### To do
Look through the lines below and extract each one that contains "的坐标为".

─── Data for the task ───

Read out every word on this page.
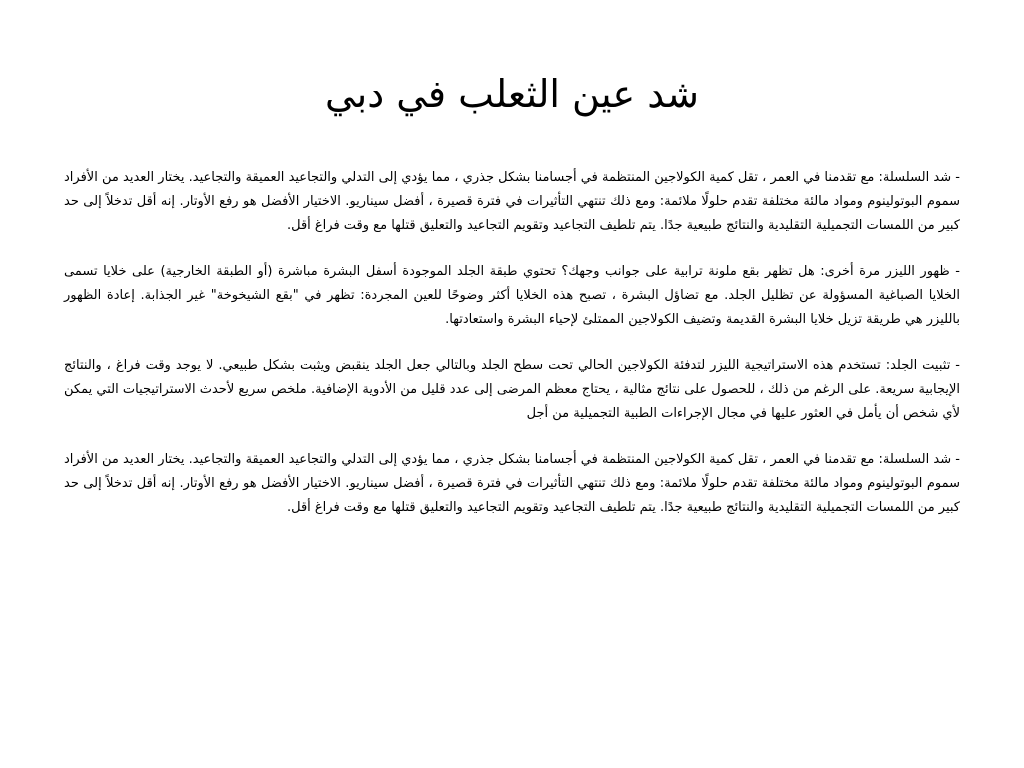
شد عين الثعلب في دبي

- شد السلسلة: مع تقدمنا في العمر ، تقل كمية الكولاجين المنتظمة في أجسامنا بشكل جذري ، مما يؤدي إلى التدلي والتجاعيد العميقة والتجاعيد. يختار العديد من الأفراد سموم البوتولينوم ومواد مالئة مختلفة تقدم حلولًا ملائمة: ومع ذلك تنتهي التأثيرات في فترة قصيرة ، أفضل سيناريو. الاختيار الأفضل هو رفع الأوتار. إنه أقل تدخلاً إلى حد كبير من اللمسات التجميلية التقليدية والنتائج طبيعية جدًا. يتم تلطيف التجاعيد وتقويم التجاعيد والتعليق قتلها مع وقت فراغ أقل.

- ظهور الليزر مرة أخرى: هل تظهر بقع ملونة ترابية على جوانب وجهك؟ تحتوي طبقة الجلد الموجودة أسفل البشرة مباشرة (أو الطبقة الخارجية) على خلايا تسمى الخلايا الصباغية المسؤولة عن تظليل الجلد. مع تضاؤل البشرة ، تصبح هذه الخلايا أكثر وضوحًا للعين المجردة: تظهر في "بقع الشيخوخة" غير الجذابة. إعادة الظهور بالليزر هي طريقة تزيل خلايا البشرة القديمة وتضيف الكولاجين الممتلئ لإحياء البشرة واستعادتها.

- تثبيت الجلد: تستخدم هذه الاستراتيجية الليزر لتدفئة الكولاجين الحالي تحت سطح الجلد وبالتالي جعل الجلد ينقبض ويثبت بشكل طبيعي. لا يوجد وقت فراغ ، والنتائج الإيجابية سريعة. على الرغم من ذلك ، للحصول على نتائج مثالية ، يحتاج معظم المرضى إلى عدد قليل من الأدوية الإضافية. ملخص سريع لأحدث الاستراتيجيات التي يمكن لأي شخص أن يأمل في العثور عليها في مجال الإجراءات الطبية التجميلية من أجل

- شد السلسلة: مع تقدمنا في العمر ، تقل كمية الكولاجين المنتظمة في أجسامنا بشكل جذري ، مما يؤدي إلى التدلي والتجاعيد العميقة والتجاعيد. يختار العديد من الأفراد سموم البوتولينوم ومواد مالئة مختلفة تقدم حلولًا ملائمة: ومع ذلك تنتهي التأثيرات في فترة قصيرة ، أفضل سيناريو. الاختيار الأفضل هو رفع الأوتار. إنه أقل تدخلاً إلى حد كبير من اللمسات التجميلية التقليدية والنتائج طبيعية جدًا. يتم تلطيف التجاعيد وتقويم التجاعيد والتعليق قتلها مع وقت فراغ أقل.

───
─── Data for the task ───

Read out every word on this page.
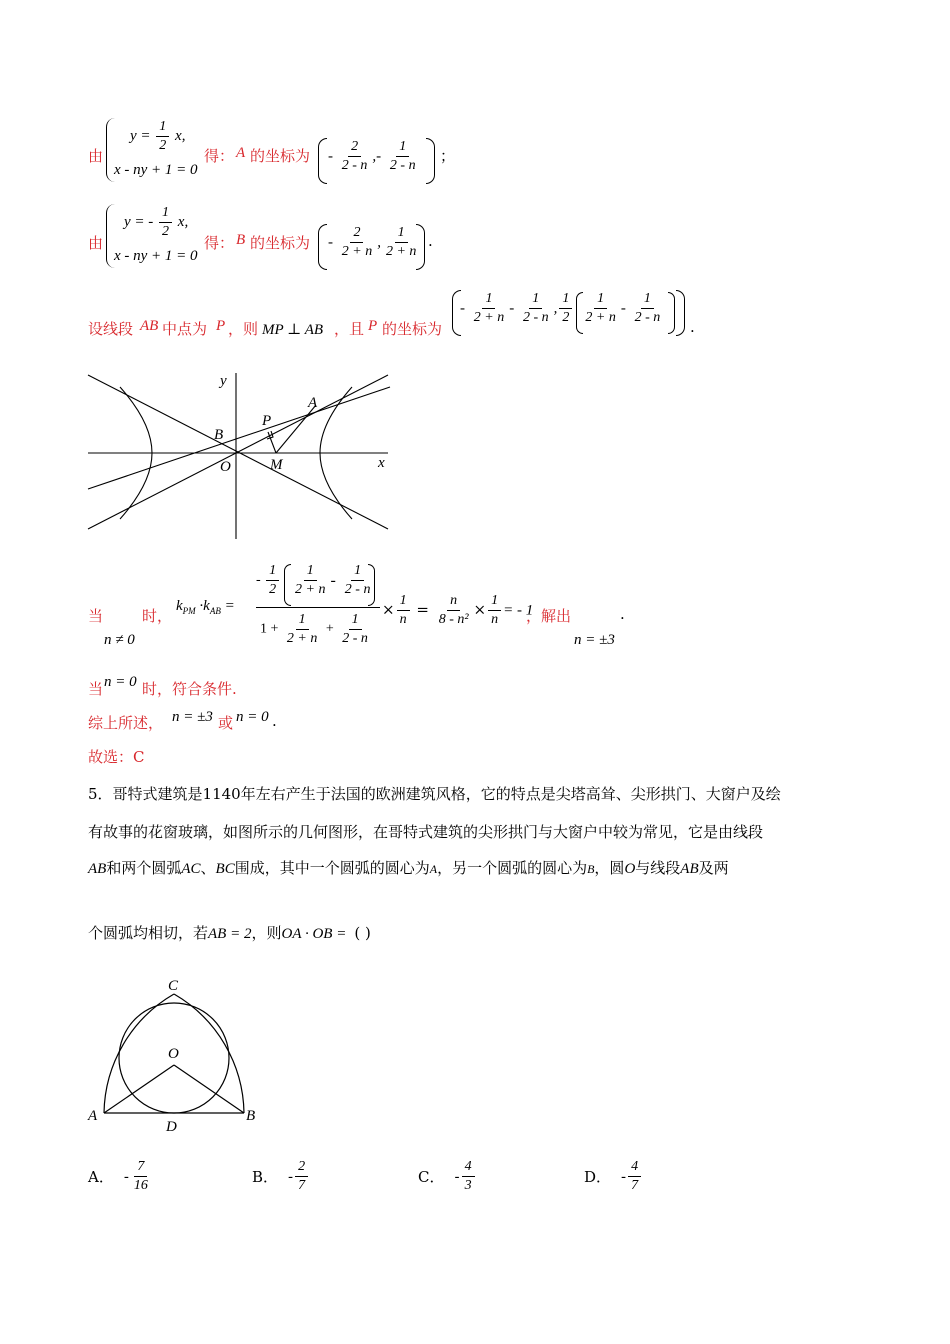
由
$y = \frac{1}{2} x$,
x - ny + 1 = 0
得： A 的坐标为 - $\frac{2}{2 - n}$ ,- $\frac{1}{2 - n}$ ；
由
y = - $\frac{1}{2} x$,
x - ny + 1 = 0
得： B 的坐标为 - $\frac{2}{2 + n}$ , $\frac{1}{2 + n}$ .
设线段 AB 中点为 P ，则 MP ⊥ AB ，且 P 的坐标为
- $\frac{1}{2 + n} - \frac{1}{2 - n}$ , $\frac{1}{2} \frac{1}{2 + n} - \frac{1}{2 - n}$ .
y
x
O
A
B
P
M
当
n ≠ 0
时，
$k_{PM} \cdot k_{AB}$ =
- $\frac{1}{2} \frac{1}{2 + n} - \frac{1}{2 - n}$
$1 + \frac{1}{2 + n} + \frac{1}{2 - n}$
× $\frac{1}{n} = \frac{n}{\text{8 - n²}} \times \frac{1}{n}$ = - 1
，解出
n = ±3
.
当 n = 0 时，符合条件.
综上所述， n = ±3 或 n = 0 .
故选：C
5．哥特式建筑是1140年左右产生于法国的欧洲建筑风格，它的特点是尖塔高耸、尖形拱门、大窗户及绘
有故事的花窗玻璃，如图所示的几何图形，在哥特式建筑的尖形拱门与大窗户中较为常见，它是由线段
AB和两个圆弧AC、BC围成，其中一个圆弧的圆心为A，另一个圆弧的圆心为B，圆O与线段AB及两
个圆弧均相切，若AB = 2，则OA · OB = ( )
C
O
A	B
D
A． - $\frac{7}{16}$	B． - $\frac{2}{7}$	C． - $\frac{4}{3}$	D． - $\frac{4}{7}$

───

### Answer for this exercise
得： A 的坐标为 - $\frac{2}{2 - n}$ ,- $\frac{1}{2 - n}$ ；
得： B 的坐标为 - $\frac{2}{2 + n}$ , $\frac{1}{2 + n}$ .
设线段 AB 中点为 P ，则 MP ⊥ AB ，且 P 的坐标为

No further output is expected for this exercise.